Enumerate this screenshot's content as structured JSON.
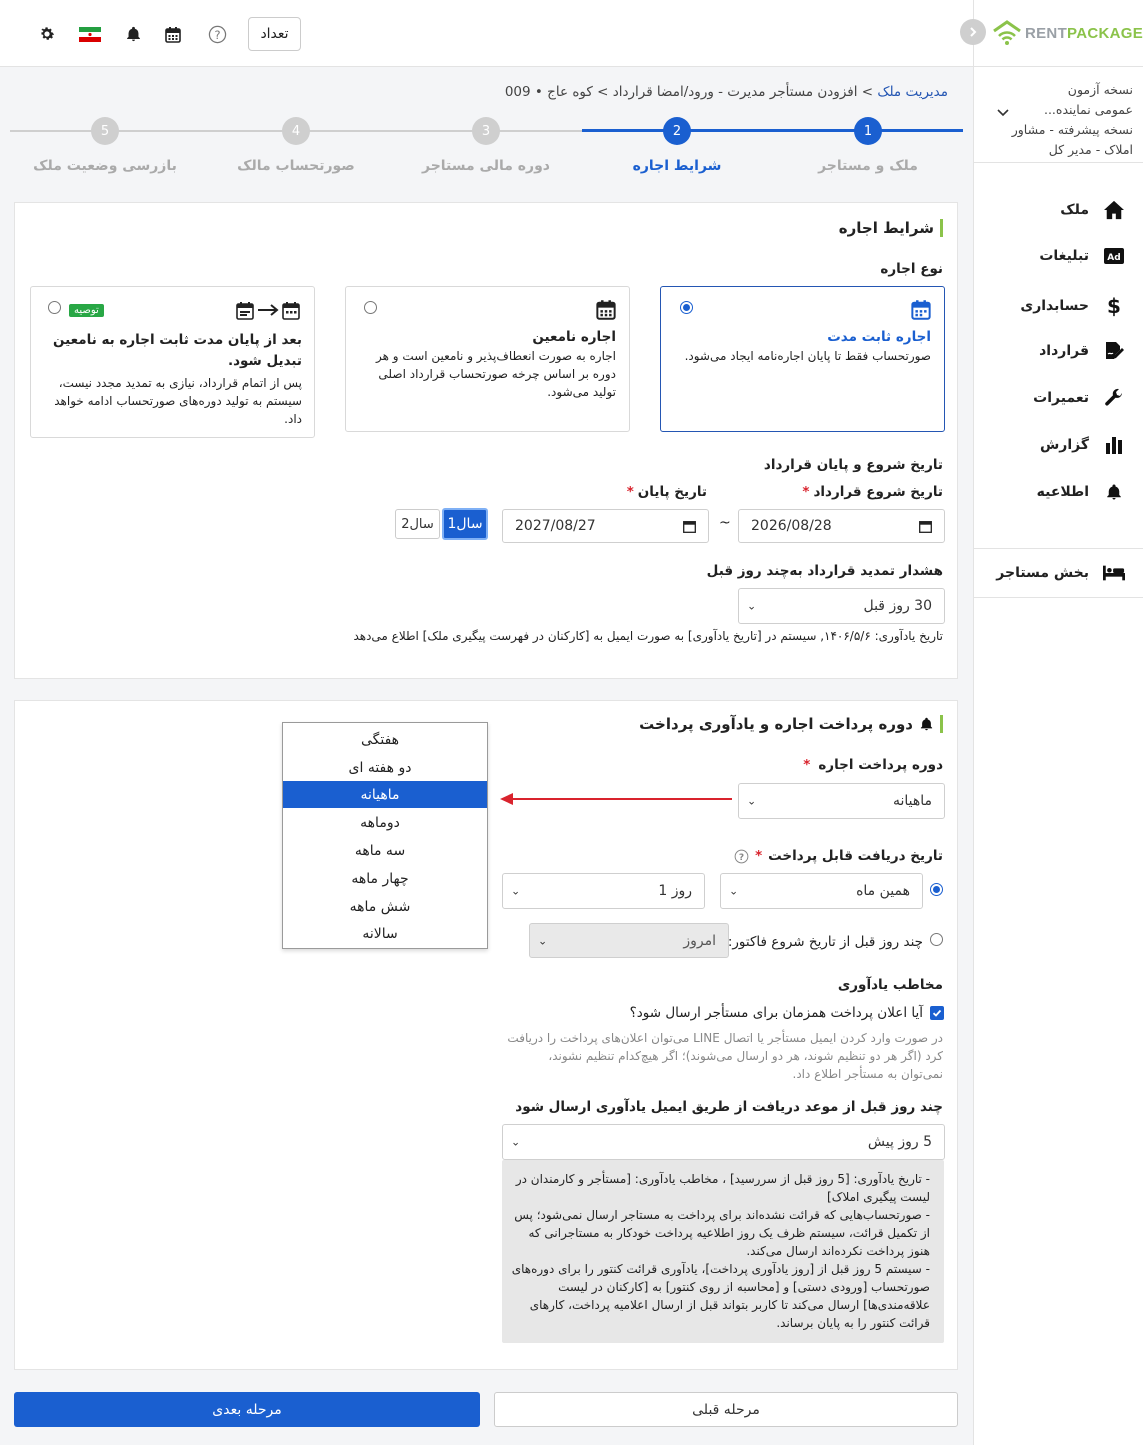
{
  "topbar": {
    "count_label": "تعداد",
    "icons": [
      "gear-icon",
      "flag-icon",
      "bell-icon",
      "calendar-icon",
      "help-icon"
    ]
  },
  "brand": {
    "rent": "RENT",
    "package": "PACKAGE"
  },
  "account": {
    "line1": "نسخه آزمون",
    "line2": "عمومی نماینده...",
    "line3": "نسخه پیشرفته - مشاور",
    "line4": "املاک - مدیر کل"
  },
  "sidebar": {
    "items": [
      {
        "label": "ملک",
        "icon": "home-icon"
      },
      {
        "label": "تبلیغات",
        "icon": "ad-icon"
      },
      {
        "label": "حسابداری",
        "icon": "dollar-icon"
      },
      {
        "label": "قرارداد",
        "icon": "contract-icon"
      },
      {
        "label": "تعمیرات",
        "icon": "wrench-icon"
      },
      {
        "label": "گزارش",
        "icon": "chart-icon"
      },
      {
        "label": "اطلاعیه",
        "icon": "bell-icon"
      }
    ],
    "tenant_section": {
      "label": "بخش مستاجر",
      "icon": "bed-icon"
    }
  },
  "breadcrumb": {
    "root": "مدیریت ملک",
    "rest": " > افزودن مستأجر مدیرت - ورود/امضا قرارداد > کوه عاج • 009"
  },
  "stepper": {
    "steps": [
      {
        "num": "1",
        "label": "ملک و مستاجر",
        "state": "done"
      },
      {
        "num": "2",
        "label": "شرایط اجاره",
        "state": "active"
      },
      {
        "num": "3",
        "label": "دوره مالی مستاجر",
        "state": "todo"
      },
      {
        "num": "4",
        "label": "صورتحساب مالک",
        "state": "todo"
      },
      {
        "num": "5",
        "label": "بازرسی وضعیت ملک",
        "state": "todo"
      }
    ]
  },
  "lease_terms": {
    "title": "شرایط اجاره",
    "type_label": "نوع اجاره",
    "options": [
      {
        "title": "اجاره ثابت مدت",
        "desc": "صورتحساب فقط تا پایان اجاره‌نامه ایجاد می‌شود.",
        "selected": true
      },
      {
        "title": "اجاره نامعین",
        "desc": "اجاره به صورت انعطاف‌پذیر و نامعین است و هر دوره بر اساس چرخه صورتحساب قرارداد اصلی تولید می‌شود.",
        "selected": false
      },
      {
        "title": "بعد از پایان مدت ثابت اجاره به نامعین تبدیل شود.",
        "desc": "پس از اتمام قرارداد، نیازی به تمدید مجدد نیست، سیستم به تولید دوره‌های صورتحساب ادامه خواهد داد.",
        "badge": "توصیه",
        "selected": false
      }
    ],
    "dates_label": "تاریخ شروع و پایان قرارداد",
    "start_label": "تاریخ شروع قرارداد",
    "end_label": "تاریخ پایان",
    "start_value": "2026/08/28",
    "end_value": "2027/08/27",
    "tilde": "~",
    "year1": "1سال",
    "year2": "2سال",
    "renew_label": "هشدار تمدید قرارداد به‌چند روز قبل",
    "renew_value": "30 روز قبل",
    "renew_note": "تاریخ یادآوری: ۱۴۰۶/۵/۶, سیستم در [تاریخ یادآوری] به صورت ایمیل به [کارکنان در فهرست پیگیری ملک] اطلاع می‌دهد"
  },
  "payment": {
    "title": "دوره پرداخت اجاره و یادآوری پرداخت",
    "period_label": "دوره پرداخت اجاره",
    "period_value": "ماهیانه",
    "period_options": [
      "هفتگی",
      "دو هفته ای",
      "ماهیانه",
      "دوماهه",
      "سه ماهه",
      "چهار ماهه",
      "شش ماهه",
      "سالانه"
    ],
    "selected_index": 2,
    "due_label": "تاریخ دریافت قابل پرداخت",
    "due_month": "همین ماه",
    "due_day": "روز 1",
    "before_label": "چند روز قبل از تاریخ شروع فاکتور:",
    "before_value": "امروز",
    "contact_label": "مخاطب یادآوری",
    "notify_label": "آیا اعلان پرداخت همزمان برای مستأجر ارسال شود؟",
    "notify_note": "در صورت وارد کردن ایمیل مستأجر یا اتصال LINE می‌توان اعلان‌های پرداخت را دریافت کرد (اگر هر دو تنظیم شوند، هر دو ارسال می‌شوند)؛ اگر هیچ‌کدام تنظیم نشوند، نمی‌توان به مستأجر اطلاع داد.",
    "email_days_label": "چند روز قبل از موعد دریافت از طریق ایمیل یادآوری ارسال شود",
    "email_days_value": "5 روز پیش",
    "info": [
      "- تاریخ یادآوری: [5 روز قبل از سررسید] ، مخاطب یادآوری: [مستأجر و کارمندان در لیست پیگیری املاک]",
      "- صورتحساب‌هایی که قرائت نشده‌اند برای پرداخت به مستاجر ارسال نمی‌شود؛ پس از تکمیل قرائت، سیستم ظرف یک روز اطلاعیه پرداخت خودکار به مستاجرانی که هنوز پرداخت نکرده‌اند ارسال می‌کند.",
      "- سیستم 5 روز قبل از [روز یادآوری پرداخت]، یادآوری قرائت کنتور را برای دوره‌های صورتحساب [ورودی دستی] و [محاسبه از روی کنتور] به [کارکنان در لیست علاقه‌مندی‌ها] ارسال می‌کند تا کاربر بتواند قبل از ارسال اعلامیه پرداخت، کارهای قرائت کنتور را به پایان برساند."
    ]
  },
  "footer": {
    "next": "مرحله بعدی",
    "prev": "مرحله قبلی"
  },
  "colors": {
    "primary": "#1a5fd0",
    "accent_green": "#8bc34a",
    "required": "#d9232d"
  }
}
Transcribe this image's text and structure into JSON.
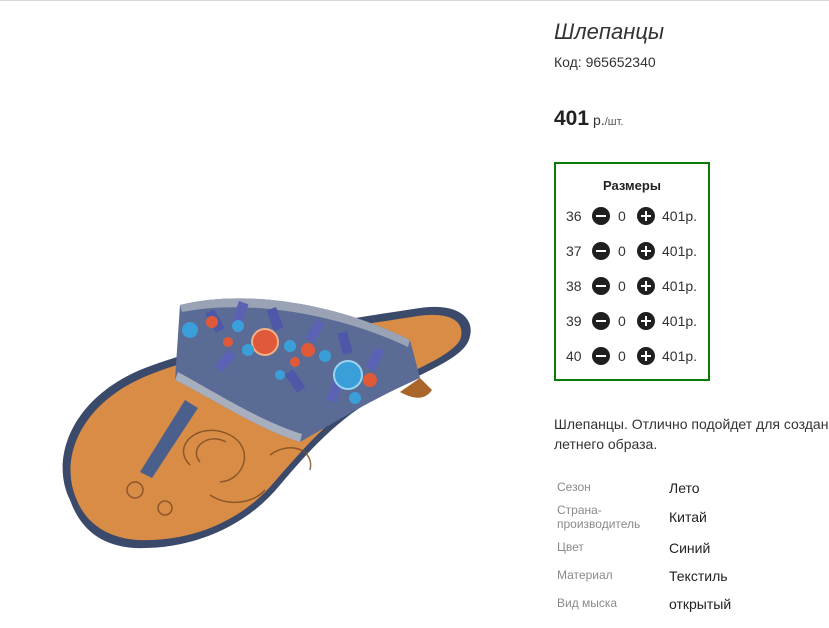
{
  "product": {
    "title": "Шлепанцы",
    "code": "Код: 965652340",
    "price_value": "401",
    "price_currency": "р.",
    "price_unit": "/шт.",
    "description_line1": "Шлепанцы. Отлично подойдет для создания",
    "description_line2": "летнего образа."
  },
  "sizes_panel": {
    "title": "Размеры",
    "border_color": "#0a7a0a",
    "rows": [
      {
        "size": "36",
        "qty": "0",
        "price": "401р."
      },
      {
        "size": "37",
        "qty": "0",
        "price": "401р."
      },
      {
        "size": "38",
        "qty": "0",
        "price": "401р."
      },
      {
        "size": "39",
        "qty": "0",
        "price": "401р."
      },
      {
        "size": "40",
        "qty": "0",
        "price": "401р."
      }
    ]
  },
  "attributes": [
    {
      "key": "Сезон",
      "value": "Лето"
    },
    {
      "key": "Страна-производитель",
      "value": "Китай"
    },
    {
      "key": "Цвет",
      "value": "Синий"
    },
    {
      "key": "Материал",
      "value": "Текстиль"
    },
    {
      "key": "Вид мыска",
      "value": "открытый"
    }
  ]
}
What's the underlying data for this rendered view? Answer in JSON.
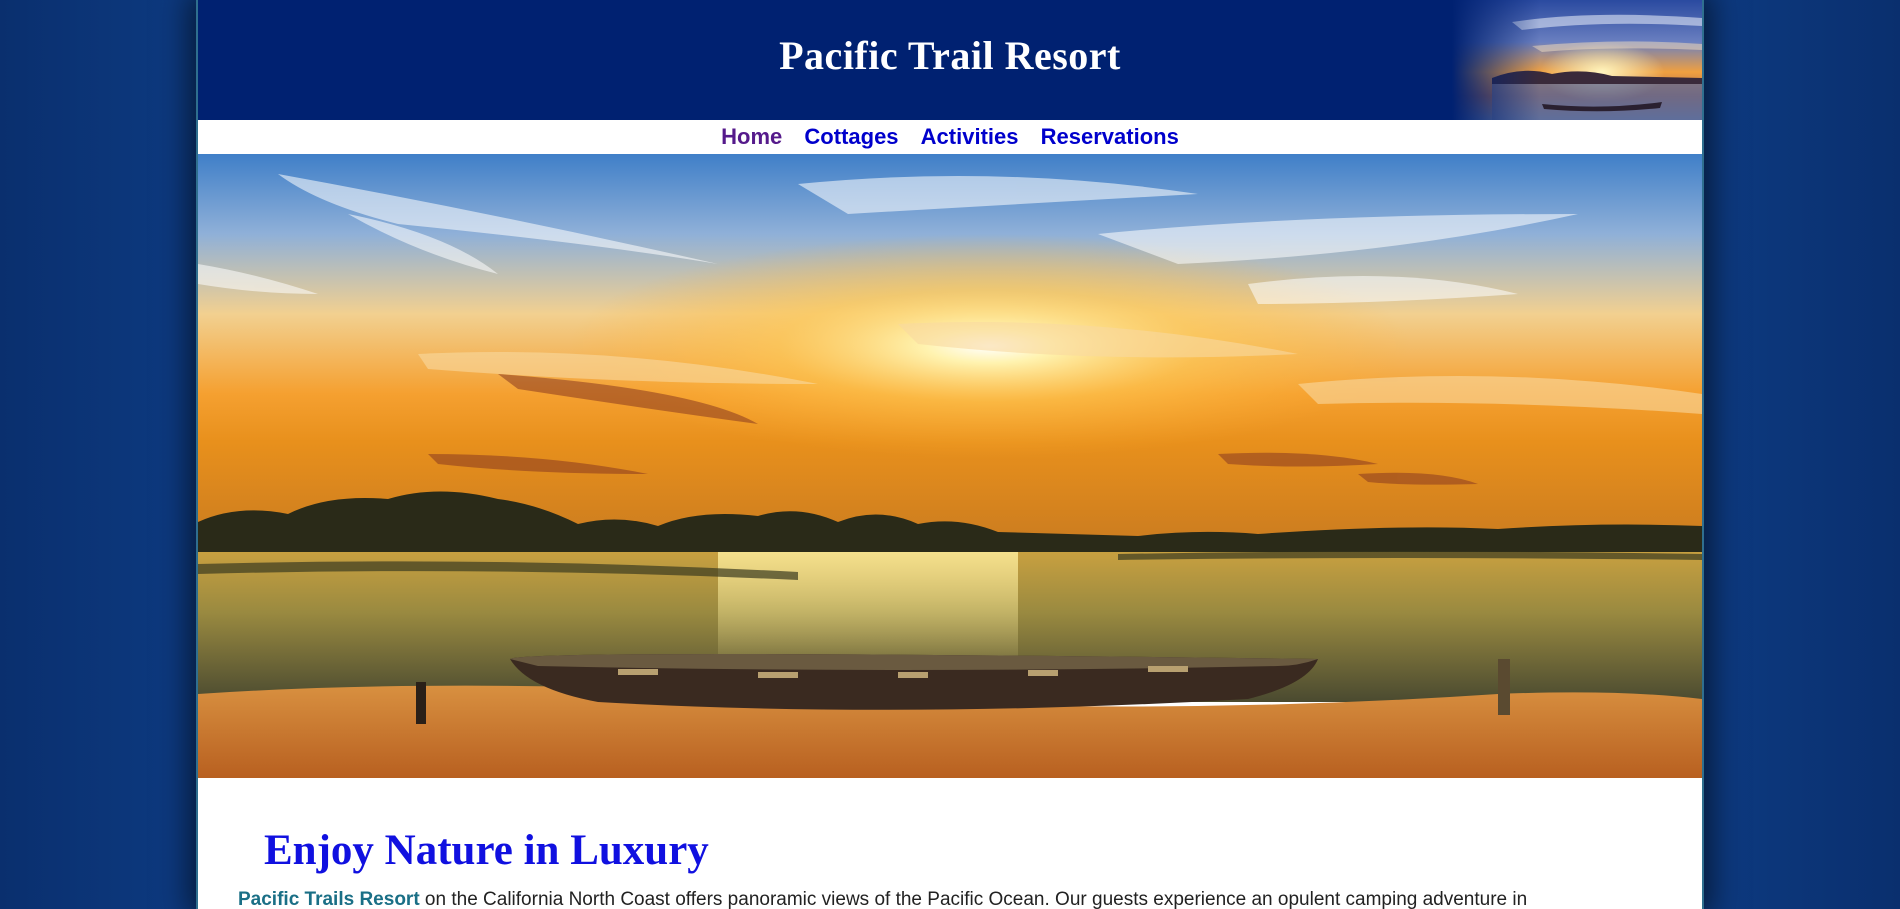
{
  "header": {
    "title": "Pacific Trail Resort",
    "header_image": "sunset-boat-thumbnail"
  },
  "nav": {
    "items": [
      {
        "label": "Home"
      },
      {
        "label": "Cottages"
      },
      {
        "label": "Activities"
      },
      {
        "label": "Reservations"
      }
    ]
  },
  "hero": {
    "image": "sunset-over-lake-with-boat"
  },
  "main": {
    "heading": "Enjoy Nature in Luxury",
    "intro_strong": "Pacific Trails Resort",
    "intro_text": " on the California North Coast offers panoramic views of the Pacific Ocean. Our guests experience an opulent camping adventure in"
  },
  "colors": {
    "page_background": "#0b3479",
    "header_background": "#002171",
    "nav_link": "#0000cc",
    "nav_link_visited": "#551a8b",
    "heading": "#1010e0",
    "resort_name": "#1a6f86"
  }
}
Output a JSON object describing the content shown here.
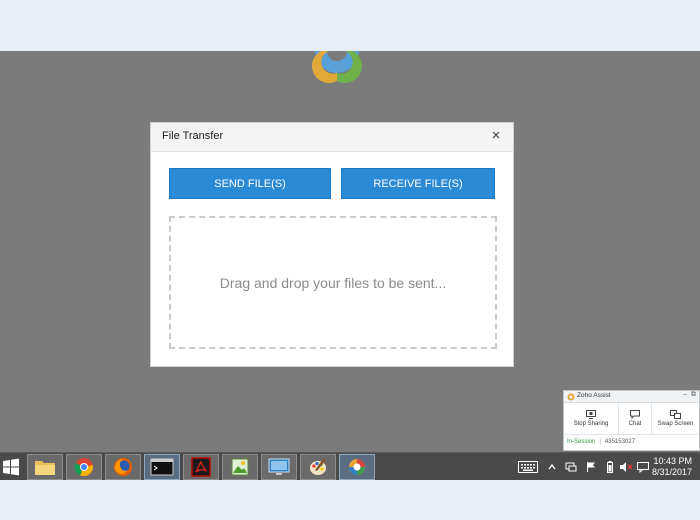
{
  "dialog": {
    "title": "File Transfer",
    "close_symbol": "×",
    "send_label": "SEND FILE(S)",
    "receive_label": "RECEIVE FILE(S)",
    "drop_text": "Drag and drop your files to be sent..."
  },
  "zoho": {
    "title": "Zoho Assist",
    "minimize_symbol": "–",
    "popout_symbol": "⧉",
    "actions": [
      "Stop Sharing",
      "Chat",
      "Swap Screen"
    ],
    "status": "In-Session",
    "session_id": "435153027"
  },
  "taskbar": {
    "time": "10:43 PM",
    "date": "8/31/2017",
    "icons": [
      "file-explorer-icon",
      "chrome-icon",
      "firefox-icon",
      "terminal-icon",
      "acrobat-icon",
      "image-viewer-icon",
      "remote-desktop-icon",
      "paint-icon",
      "zoho-assist-icon"
    ]
  },
  "colors": {
    "button_blue": "#2a8ad6",
    "desktop_gray": "#7b7b7b",
    "taskbar": "#4a4a4a",
    "session_green": "#2e9e3f"
  }
}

### [Instruction]
Pull out every line containing "اعلان".

### [Solution for this exercise]
    "notify_label": "آیا اعلان پرداخت همزمان برای مستأجر ارسال شود؟",
    "notify_note": "در صورت وارد کردن ایمیل مستأجر یا اتصال LINE می‌توان اعلان‌های پرداخت را دریافت کرد (اگر هر دو تنظیم شوند، هر دو ارسال می‌شوند)؛ اگر هیچ‌کدام تنظیم نشوند، نمی‌توان به مستأجر اطلاع داد.",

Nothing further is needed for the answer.